Check every line below for the word "values" and copy each one that has it.

A run of records:

>> begin

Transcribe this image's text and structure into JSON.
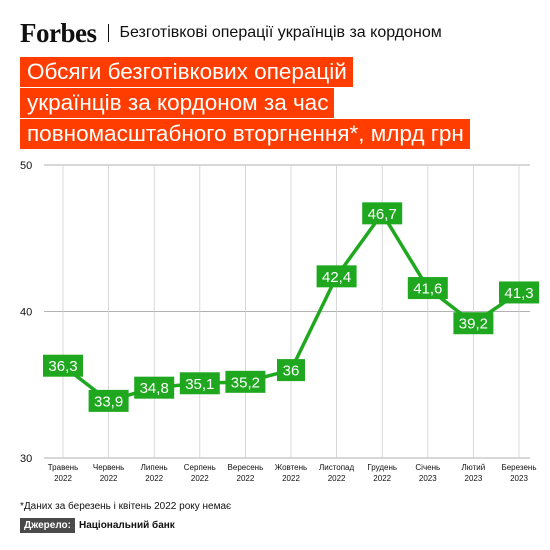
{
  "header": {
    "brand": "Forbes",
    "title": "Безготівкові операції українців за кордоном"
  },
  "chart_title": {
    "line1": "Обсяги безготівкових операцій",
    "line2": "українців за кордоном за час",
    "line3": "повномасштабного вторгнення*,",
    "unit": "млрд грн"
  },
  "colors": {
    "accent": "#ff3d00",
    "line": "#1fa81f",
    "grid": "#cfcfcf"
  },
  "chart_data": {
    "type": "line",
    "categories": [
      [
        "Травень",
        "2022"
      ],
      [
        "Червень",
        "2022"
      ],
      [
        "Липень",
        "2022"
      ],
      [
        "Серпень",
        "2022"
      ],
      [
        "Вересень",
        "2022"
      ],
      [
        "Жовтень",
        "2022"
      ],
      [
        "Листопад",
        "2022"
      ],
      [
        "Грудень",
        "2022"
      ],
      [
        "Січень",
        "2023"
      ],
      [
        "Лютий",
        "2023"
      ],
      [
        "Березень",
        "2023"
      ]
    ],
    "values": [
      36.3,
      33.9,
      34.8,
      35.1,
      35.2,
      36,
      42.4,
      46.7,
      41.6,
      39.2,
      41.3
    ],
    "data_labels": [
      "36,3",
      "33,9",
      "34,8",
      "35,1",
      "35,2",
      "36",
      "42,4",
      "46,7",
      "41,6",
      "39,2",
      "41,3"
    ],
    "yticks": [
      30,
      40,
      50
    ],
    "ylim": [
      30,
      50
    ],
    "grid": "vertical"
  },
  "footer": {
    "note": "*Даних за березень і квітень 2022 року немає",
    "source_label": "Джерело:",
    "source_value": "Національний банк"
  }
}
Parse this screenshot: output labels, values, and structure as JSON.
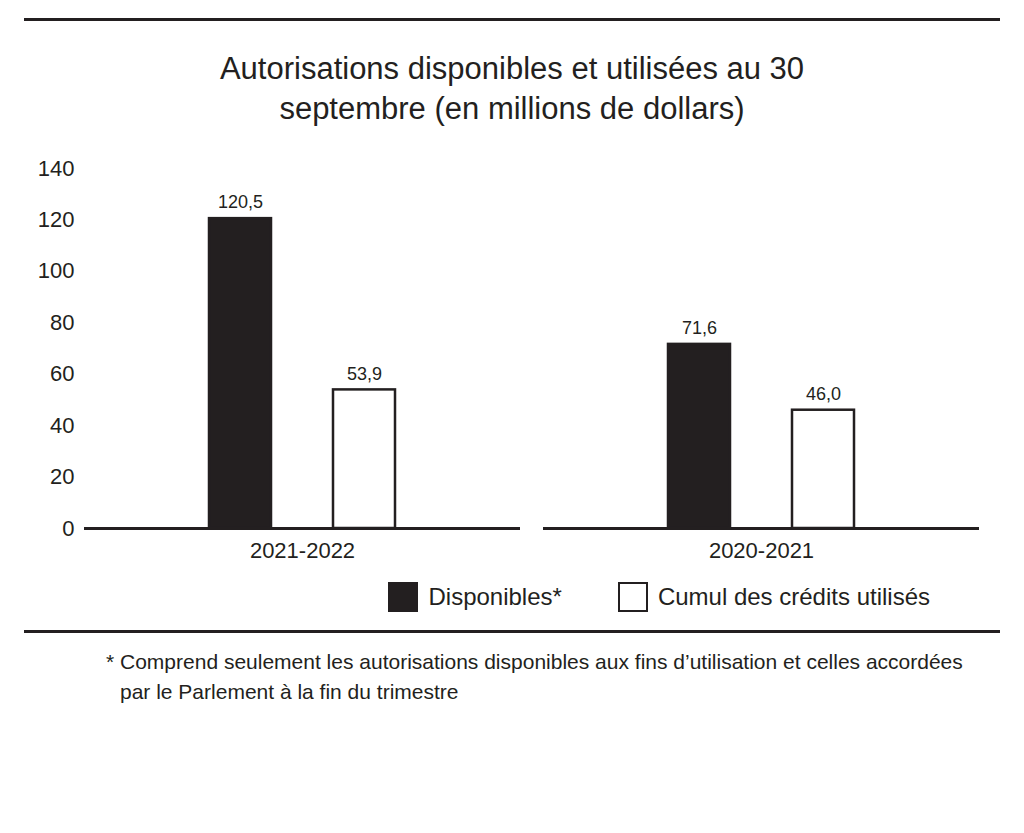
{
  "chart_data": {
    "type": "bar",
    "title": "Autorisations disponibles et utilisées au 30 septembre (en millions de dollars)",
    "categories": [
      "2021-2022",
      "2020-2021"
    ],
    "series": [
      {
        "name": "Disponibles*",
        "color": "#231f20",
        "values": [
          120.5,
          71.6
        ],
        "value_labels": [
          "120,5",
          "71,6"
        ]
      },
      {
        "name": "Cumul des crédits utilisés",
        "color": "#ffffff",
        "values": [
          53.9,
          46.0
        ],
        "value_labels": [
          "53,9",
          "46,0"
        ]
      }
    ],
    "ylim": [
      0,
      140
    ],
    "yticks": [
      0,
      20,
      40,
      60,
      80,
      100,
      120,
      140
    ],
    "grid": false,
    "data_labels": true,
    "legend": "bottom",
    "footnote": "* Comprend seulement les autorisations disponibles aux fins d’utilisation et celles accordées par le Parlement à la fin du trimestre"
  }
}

>> end

Final result >>
    "values": [
Parse this screenshot: output labels, values, and structure as JSON.
        "values": [
        "values": [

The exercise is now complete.